Task directions
Reproduce all the material exactly, minus any pictures it holds.

Information supplied

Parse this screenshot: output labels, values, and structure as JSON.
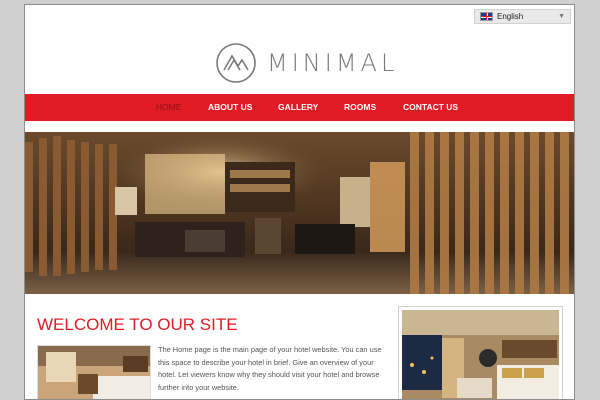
{
  "language": {
    "selected": "English",
    "flag_icon": "uk-flag-icon"
  },
  "logo": {
    "text": "MINIMAL",
    "mark_icon": "mountain-circle-logo-icon"
  },
  "nav": {
    "items": [
      {
        "label": "HOME",
        "active": true
      },
      {
        "label": "ABOUT US",
        "active": false
      },
      {
        "label": "GALLERY",
        "active": false
      },
      {
        "label": "ROOMS",
        "active": false
      },
      {
        "label": "CONTACT US",
        "active": false
      }
    ]
  },
  "welcome": {
    "title": "WELCOME TO OUR SITE",
    "body": "The Home page is the main page of your hotel website. You can use this space to describe your hotel in brief. Give an overview of your hotel. Let viewers know why they should visit your hotel and browse further into your website."
  },
  "colors": {
    "accent": "#e01b24",
    "nav_active_text": "#8f1015",
    "text": "#555555"
  }
}
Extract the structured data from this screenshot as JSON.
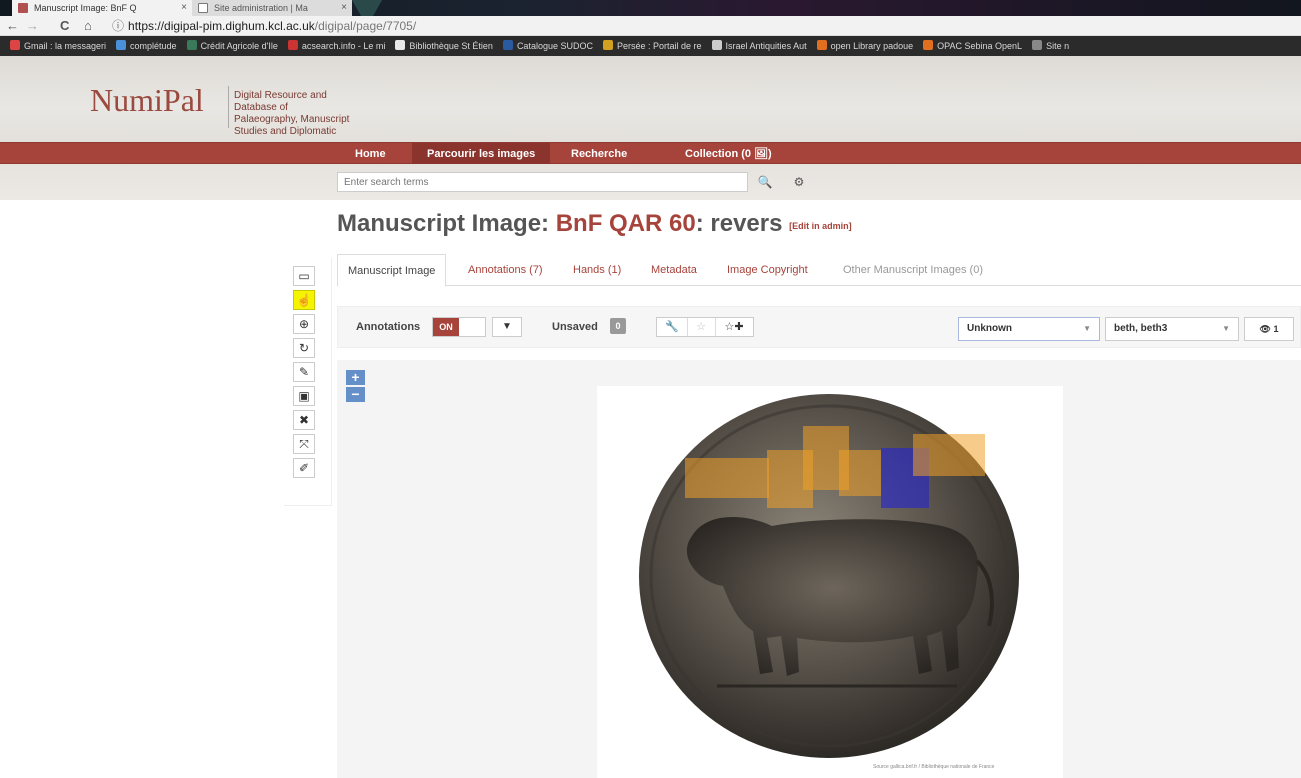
{
  "browser": {
    "tabs": [
      {
        "title": "Manuscript Image: BnF Q",
        "active": true
      },
      {
        "title": "Site administration | Ma",
        "active": false
      }
    ],
    "tab_close": "×",
    "url_host": "https://digipal-pim.dighum.kcl.ac.uk",
    "url_path": "/digipal/page/7705/",
    "nav_back": "←",
    "nav_forward": "→",
    "nav_reload": "C",
    "nav_home": "⌂",
    "info_icon": "ⓘ",
    "bookmarks": [
      {
        "label": "Gmail : la messageri",
        "color": "#d44"
      },
      {
        "label": "complétude",
        "color": "#4a90d9"
      },
      {
        "label": "Crédit Agricole d'Ile",
        "color": "#3a7a5a"
      },
      {
        "label": "acsearch.info - Le mi",
        "color": "#c33"
      },
      {
        "label": "Bibliothèque St Étien",
        "color": "#e8e8e8"
      },
      {
        "label": "Catalogue SUDOC",
        "color": "#2a5aa0"
      },
      {
        "label": "Persée : Portail de re",
        "color": "#d0a020"
      },
      {
        "label": "Israel Antiquities Aut",
        "color": "#ccc"
      },
      {
        "label": "open Library padoue",
        "color": "#e07020"
      },
      {
        "label": "OPAC Sebina OpenL",
        "color": "#e07020"
      },
      {
        "label": "Site n",
        "color": "#888"
      }
    ]
  },
  "site": {
    "logo": "NumiPal",
    "tagline": "Digital Resource and Database of Palaeography, Manuscript Studies and Diplomatic",
    "accent": "#a6433b",
    "nav": [
      {
        "label": "Home",
        "active": false
      },
      {
        "label": "Parcourir les images",
        "active": true
      },
      {
        "label": "Recherche",
        "active": false
      },
      {
        "label": "Collection (0 🖼)",
        "active": false
      }
    ],
    "search_placeholder": "Enter search terms",
    "search_icon": "🔍",
    "gear_icon": "⚙"
  },
  "page": {
    "title_prefix": "Manuscript Image: ",
    "title_ms": "BnF QAR 60",
    "title_suffix": ": revers",
    "edit_link": "[Edit in admin]"
  },
  "tabs": [
    {
      "label": "Manuscript Image",
      "state": "active"
    },
    {
      "label": "Annotations (7)",
      "state": "normal"
    },
    {
      "label": "Hands (1)",
      "state": "normal"
    },
    {
      "label": "Metadata",
      "state": "normal"
    },
    {
      "label": "Image Copyright",
      "state": "normal"
    },
    {
      "label": "Other Manuscript Images (0)",
      "state": "disabled"
    }
  ],
  "toolbar": {
    "annotations_label": "Annotations",
    "toggle_on": "ON",
    "filter_icon": "▼",
    "unsaved_label": "Unsaved",
    "unsaved_count": "0",
    "wrench_icon": "🔧",
    "star_icon": "☆",
    "star_add_icon": "☆✚",
    "allograph_select": "Unknown",
    "letters_select": "beth, beth3",
    "caret": "▼",
    "eye_count": "👁 1"
  },
  "tools": [
    {
      "name": "monitor-icon",
      "glyph": "▭",
      "selected": false
    },
    {
      "name": "hand-pointer-icon",
      "glyph": "☝",
      "selected": true
    },
    {
      "name": "zoom-in-icon",
      "glyph": "⊕",
      "selected": false
    },
    {
      "name": "refresh-icon",
      "glyph": "↻",
      "selected": false
    },
    {
      "name": "pencil-icon",
      "glyph": "✎",
      "selected": false
    },
    {
      "name": "save-icon",
      "glyph": "▣",
      "selected": false
    },
    {
      "name": "close-icon",
      "glyph": "✖",
      "selected": false
    },
    {
      "name": "expand-icon",
      "glyph": "⤧",
      "selected": false
    },
    {
      "name": "edit-icon",
      "glyph": "✐",
      "selected": false
    }
  ],
  "viewer": {
    "zoom_in": "+",
    "zoom_out": "−",
    "credit": "Source gallica.bnf.fr / Bibliothèque nationale de France",
    "annotation_colors": {
      "selected": "#f0a028",
      "active": "#2828c8"
    }
  }
}
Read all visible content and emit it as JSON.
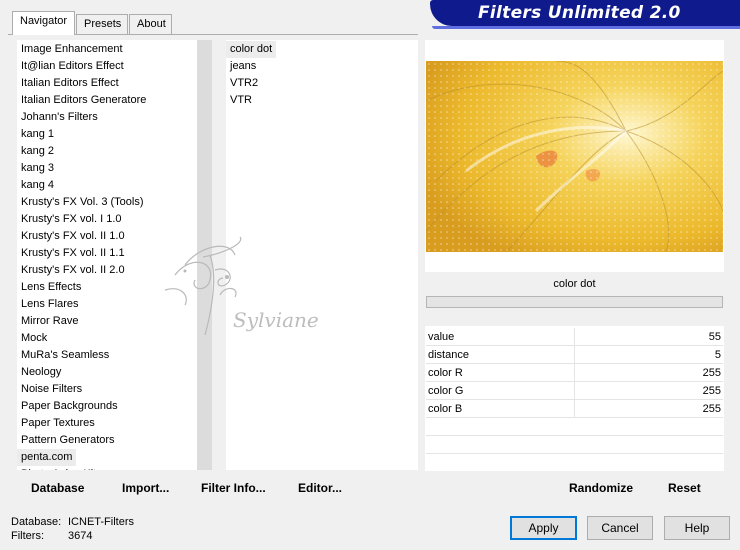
{
  "tabs": [
    "Navigator",
    "Presets",
    "About"
  ],
  "title": "Filters Unlimited 2.0",
  "categories": [
    "Image Enhancement",
    "It@lian Editors Effect",
    "Italian Editors Effect",
    "Italian Editors Generatore",
    "Johann's Filters",
    "kang 1",
    "kang 2",
    "kang 3",
    "kang 4",
    "Krusty's FX Vol. 3 (Tools)",
    "Krusty's FX vol. I 1.0",
    "Krusty's FX vol. II 1.0",
    "Krusty's FX vol. II 1.1",
    "Krusty's FX vol. II 2.0",
    "Lens Effects",
    "Lens Flares",
    "Mirror Rave",
    "Mock",
    "MuRa's Seamless",
    "Neology",
    "Noise Filters",
    "Paper Backgrounds",
    "Paper Textures",
    "Pattern Generators",
    "penta.com",
    "Photo Aging Kit"
  ],
  "selected_category": "penta.com",
  "filters": [
    "color dot",
    "jeans",
    "VTR2",
    "VTR"
  ],
  "selected_filter": "color dot",
  "watermark": "Sylviane",
  "filter_name": "color dot",
  "params": [
    {
      "label": "value",
      "value": "55"
    },
    {
      "label": "distance",
      "value": "5"
    },
    {
      "label": "color R",
      "value": "255"
    },
    {
      "label": "color G",
      "value": "255"
    },
    {
      "label": "color B",
      "value": "255"
    }
  ],
  "buttons": {
    "database": "Database",
    "import": "Import...",
    "filter_info": "Filter Info...",
    "editor": "Editor...",
    "randomize": "Randomize",
    "reset": "Reset",
    "apply": "Apply",
    "cancel": "Cancel",
    "help": "Help"
  },
  "status": {
    "database_label": "Database:",
    "database_value": "ICNET-Filters",
    "filters_label": "Filters:",
    "filters_value": "3674"
  },
  "colors": {
    "banner": "#0f1a8c",
    "banner_stripe": "#5f6ee0",
    "preview_base": "#f2c23a"
  },
  "icons": {
    "watermark": "calligraphic-flourish-logo"
  }
}
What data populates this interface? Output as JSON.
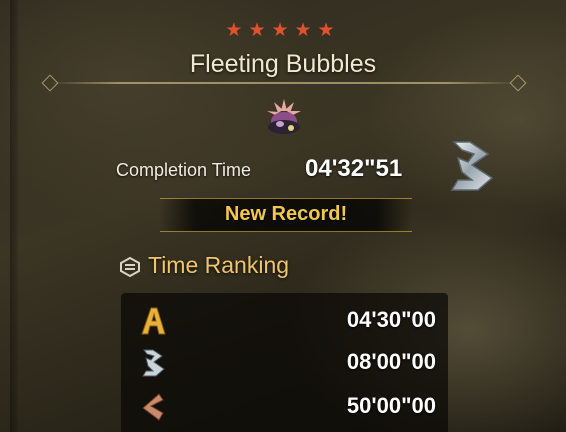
{
  "quest": {
    "stars": "★★★★★",
    "title": "Fleeting Bubbles"
  },
  "result": {
    "completion_label": "Completion Time",
    "completion_value": "04'32\"51",
    "rank": "B",
    "record_text": "New Record!"
  },
  "ranking": {
    "title": "Time Ranking",
    "rows": [
      {
        "rank": "A",
        "time": "04'30\"00"
      },
      {
        "rank": "B",
        "time": "08'00\"00"
      },
      {
        "rank": "C",
        "time": "50'00\"00"
      }
    ]
  },
  "colors": {
    "star": "#e0512e",
    "record": "#f2c84a",
    "ranking_title": "#f1c46c",
    "rank_a": "#e8b23a",
    "rank_b": "#c9d3da",
    "rank_c": "#c98a6a"
  },
  "icons": {
    "monster": "monster-icon",
    "ranking": "ranking-emblem-icon"
  }
}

Solution
Parse this screenshot: output labels, values, and structure as JSON.
{
  "language": {
    "selected": "English",
    "flag_icon": "uk-flag-icon"
  },
  "logo": {
    "text": "MINIMAL",
    "mark_icon": "mountain-circle-logo-icon"
  },
  "nav": {
    "items": [
      {
        "label": "HOME",
        "active": true
      },
      {
        "label": "ABOUT US",
        "active": false
      },
      {
        "label": "GALLERY",
        "active": false
      },
      {
        "label": "ROOMS",
        "active": false
      },
      {
        "label": "CONTACT US",
        "active": false
      }
    ]
  },
  "welcome": {
    "title": "WELCOME TO OUR SITE",
    "body": "The Home page is the main page of your hotel website. You can use this space to describe your hotel in brief. Give an overview of your hotel. Let viewers know why they should visit your hotel and browse further into your website."
  },
  "colors": {
    "accent": "#e01b24",
    "nav_active_text": "#8f1015",
    "text": "#555555"
  }
}
Extract the structured data from this screenshot as JSON.
{
  "browser": {
    "tabs": [
      {
        "title": "Manuscript Image: BnF Q",
        "active": true
      },
      {
        "title": "Site administration | Ma",
        "active": false
      }
    ],
    "tab_close": "×",
    "url_host": "https://digipal-pim.dighum.kcl.ac.uk",
    "url_path": "/digipal/page/7705/",
    "nav_back": "←",
    "nav_forward": "→",
    "nav_reload": "C",
    "nav_home": "⌂",
    "info_icon": "ⓘ",
    "bookmarks": [
      {
        "label": "Gmail : la messageri",
        "color": "#d44"
      },
      {
        "label": "complétude",
        "color": "#4a90d9"
      },
      {
        "label": "Crédit Agricole d'Ile",
        "color": "#3a7a5a"
      },
      {
        "label": "acsearch.info - Le mi",
        "color": "#c33"
      },
      {
        "label": "Bibliothèque St Étien",
        "color": "#e8e8e8"
      },
      {
        "label": "Catalogue SUDOC",
        "color": "#2a5aa0"
      },
      {
        "label": "Persée : Portail de re",
        "color": "#d0a020"
      },
      {
        "label": "Israel Antiquities Aut",
        "color": "#ccc"
      },
      {
        "label": "open Library padoue",
        "color": "#e07020"
      },
      {
        "label": "OPAC Sebina OpenL",
        "color": "#e07020"
      },
      {
        "label": "Site n",
        "color": "#888"
      }
    ]
  },
  "site": {
    "logo": "NumiPal",
    "tagline": "Digital Resource and Database of Palaeography, Manuscript Studies and Diplomatic",
    "accent": "#a6433b",
    "nav": [
      {
        "label": "Home",
        "active": false
      },
      {
        "label": "Parcourir les images",
        "active": true
      },
      {
        "label": "Recherche",
        "active": false
      },
      {
        "label": "Collection (0 🖼)",
        "active": false
      }
    ],
    "search_placeholder": "Enter search terms",
    "search_icon": "🔍",
    "gear_icon": "⚙"
  },
  "page": {
    "title_prefix": "Manuscript Image: ",
    "title_ms": "BnF QAR 60",
    "title_suffix": ": revers",
    "edit_link": "[Edit in admin]"
  },
  "tabs": [
    {
      "label": "Manuscript Image",
      "state": "active"
    },
    {
      "label": "Annotations (7)",
      "state": "normal"
    },
    {
      "label": "Hands (1)",
      "state": "normal"
    },
    {
      "label": "Metadata",
      "state": "normal"
    },
    {
      "label": "Image Copyright",
      "state": "normal"
    },
    {
      "label": "Other Manuscript Images (0)",
      "state": "disabled"
    }
  ],
  "toolbar": {
    "annotations_label": "Annotations",
    "toggle_on": "ON",
    "filter_icon": "▼",
    "unsaved_label": "Unsaved",
    "unsaved_count": "0",
    "wrench_icon": "🔧",
    "star_icon": "☆",
    "star_add_icon": "☆✚",
    "allograph_select": "Unknown",
    "letters_select": "beth, beth3",
    "caret": "▼",
    "eye_count": "👁 1"
  },
  "tools": [
    {
      "name": "monitor-icon",
      "glyph": "▭",
      "selected": false
    },
    {
      "name": "hand-pointer-icon",
      "glyph": "☝",
      "selected": true
    },
    {
      "name": "zoom-in-icon",
      "glyph": "⊕",
      "selected": false
    },
    {
      "name": "refresh-icon",
      "glyph": "↻",
      "selected": false
    },
    {
      "name": "pencil-icon",
      "glyph": "✎",
      "selected": false
    },
    {
      "name": "save-icon",
      "glyph": "▣",
      "selected": false
    },
    {
      "name": "close-icon",
      "glyph": "✖",
      "selected": false
    },
    {
      "name": "expand-icon",
      "glyph": "⤧",
      "selected": false
    },
    {
      "name": "edit-icon",
      "glyph": "✐",
      "selected": false
    }
  ],
  "viewer": {
    "zoom_in": "+",
    "zoom_out": "−",
    "credit": "Source gallica.bnf.fr / Bibliothèque nationale de France",
    "annotation_colors": {
      "selected": "#f0a028",
      "active": "#2828c8"
    }
  }
}
Read all visible content and emit it as JSON.
{
  "tabs": [
    "Navigator",
    "Presets",
    "About"
  ],
  "title": "Filters Unlimited 2.0",
  "categories": [
    "Image Enhancement",
    "It@lian Editors Effect",
    "Italian Editors Effect",
    "Italian Editors Generatore",
    "Johann's Filters",
    "kang 1",
    "kang 2",
    "kang 3",
    "kang 4",
    "Krusty's FX Vol. 3 (Tools)",
    "Krusty's FX vol. I 1.0",
    "Krusty's FX vol. II 1.0",
    "Krusty's FX vol. II 1.1",
    "Krusty's FX vol. II 2.0",
    "Lens Effects",
    "Lens Flares",
    "Mirror Rave",
    "Mock",
    "MuRa's Seamless",
    "Neology",
    "Noise Filters",
    "Paper Backgrounds",
    "Paper Textures",
    "Pattern Generators",
    "penta.com",
    "Photo Aging Kit"
  ],
  "selected_category": "penta.com",
  "filters": [
    "color dot",
    "jeans",
    "VTR2",
    "VTR"
  ],
  "selected_filter": "color dot",
  "watermark": "Sylviane",
  "filter_name": "color dot",
  "params": [
    {
      "label": "value",
      "value": "55"
    },
    {
      "label": "distance",
      "value": "5"
    },
    {
      "label": "color R",
      "value": "255"
    },
    {
      "label": "color G",
      "value": "255"
    },
    {
      "label": "color B",
      "value": "255"
    }
  ],
  "buttons": {
    "database": "Database",
    "import": "Import...",
    "filter_info": "Filter Info...",
    "editor": "Editor...",
    "randomize": "Randomize",
    "reset": "Reset",
    "apply": "Apply",
    "cancel": "Cancel",
    "help": "Help"
  },
  "status": {
    "database_label": "Database:",
    "database_value": "ICNET-Filters",
    "filters_label": "Filters:",
    "filters_value": "3674"
  },
  "colors": {
    "banner": "#0f1a8c",
    "banner_stripe": "#5f6ee0",
    "preview_base": "#f2c23a"
  },
  "icons": {
    "watermark": "calligraphic-flourish-logo"
  }
}
What data populates this interface? Output as JSON.
{
  "quest": {
    "stars": "★★★★★",
    "title": "Fleeting Bubbles"
  },
  "result": {
    "completion_label": "Completion Time",
    "completion_value": "04'32\"51",
    "rank": "B",
    "record_text": "New Record!"
  },
  "ranking": {
    "title": "Time Ranking",
    "rows": [
      {
        "rank": "A",
        "time": "04'30\"00"
      },
      {
        "rank": "B",
        "time": "08'00\"00"
      },
      {
        "rank": "C",
        "time": "50'00\"00"
      }
    ]
  },
  "colors": {
    "star": "#e0512e",
    "record": "#f2c84a",
    "ranking_title": "#f1c46c",
    "rank_a": "#e8b23a",
    "rank_b": "#c9d3da",
    "rank_c": "#c98a6a"
  },
  "icons": {
    "monster": "monster-icon",
    "ranking": "ranking-emblem-icon"
  }
}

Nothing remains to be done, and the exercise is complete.